»»
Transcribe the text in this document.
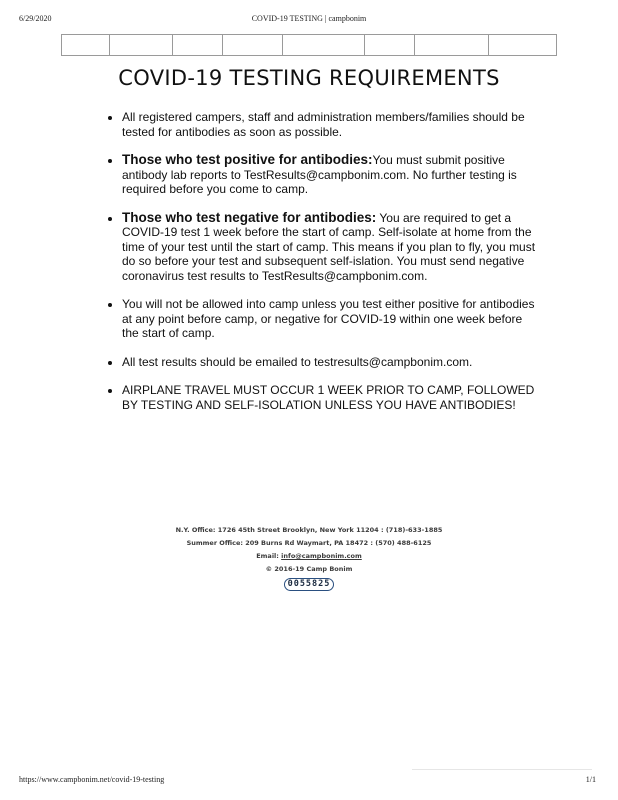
6/29/2020	COVID-19 TESTING | campbonim
COVID-19 TESTING REQUIREMENTS
• All registered campers, staff and administration members/families should be tested for antibodies as soon as possible.
• Those who test positive for antibodies:You must submit positive antibody lab reports to TestResults@campbonim.com. No further testing is required before you come to camp.
• Those who test negative for antibodies: You are required to get a COVID-19 test 1 week before the start of camp. Self-isolate at home from the time of your test until the start of camp. This means if you plan to fly, you must do so before your test and subsequent self-islation. You must send negative coronavirus test results to TestResults@campbonim.com.
• You will not be allowed into camp unless you test either positive for antibodies at any point before camp, or negative for COVID-19 within one week before the start of camp.
• All test results should be emailed to testresults@campbonim.com.
• AIRPLANE TRAVEL MUST OCCUR 1 WEEK PRIOR TO CAMP, FOLLOWED BY TESTING AND SELF-ISOLATION UNLESS YOU HAVE ANTIBODIES!
N.Y. Office: 1726 45th Street Brooklyn, New York 11204 : (718)-633-1885
Summer Office: 209 Burns Rd Waymart, PA 18472 : (570) 488-6125
Email: info@campbonim.com
© 2016-19 Camp Bonim
0055825
https://www.campbonim.net/covid-19-testing	1/1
««
Problem statement:
Output nothing but the records above, word for word, with the pictures removed.

Answer area:
Transcribe the text in this document.
6/29/2020	COVID-19 TESTING | campbonim
COVID-19 TESTING REQUIREMENTS
• All registered campers, staff and administration members/families should be tested for antibodies as soon as possible.
• Those who test positive for antibodies:You must submit positive antibody lab reports to TestResults@campbonim.com. No further testing is required before you come to camp.
• Those who test negative for antibodies: You are required to get a COVID-19 test 1 week before the start of camp. Self-isolate at home from the time of your test until the start of camp. This means if you plan to fly, you must do so before your test and subsequent self-islation. You must send negative coronavirus test results to TestResults@campbonim.com.
• You will not be allowed into camp unless you test either positive for antibodies at any point before camp, or negative for COVID-19 within one week before the start of camp.
• All test results should be emailed to testresults@campbonim.com.
• AIRPLANE TRAVEL MUST OCCUR 1 WEEK PRIOR TO CAMP, FOLLOWED BY TESTING AND SELF-ISOLATION UNLESS YOU HAVE ANTIBODIES!
N.Y. Office: 1726 45th Street Brooklyn, New York 11204 : (718)-633-1885
Summer Office: 209 Burns Rd Waymart, PA 18472 : (570) 488-6125
Email: info@campbonim.com
© 2016-19 Camp Bonim
0055825
https://www.campbonim.net/covid-19-testing	1/1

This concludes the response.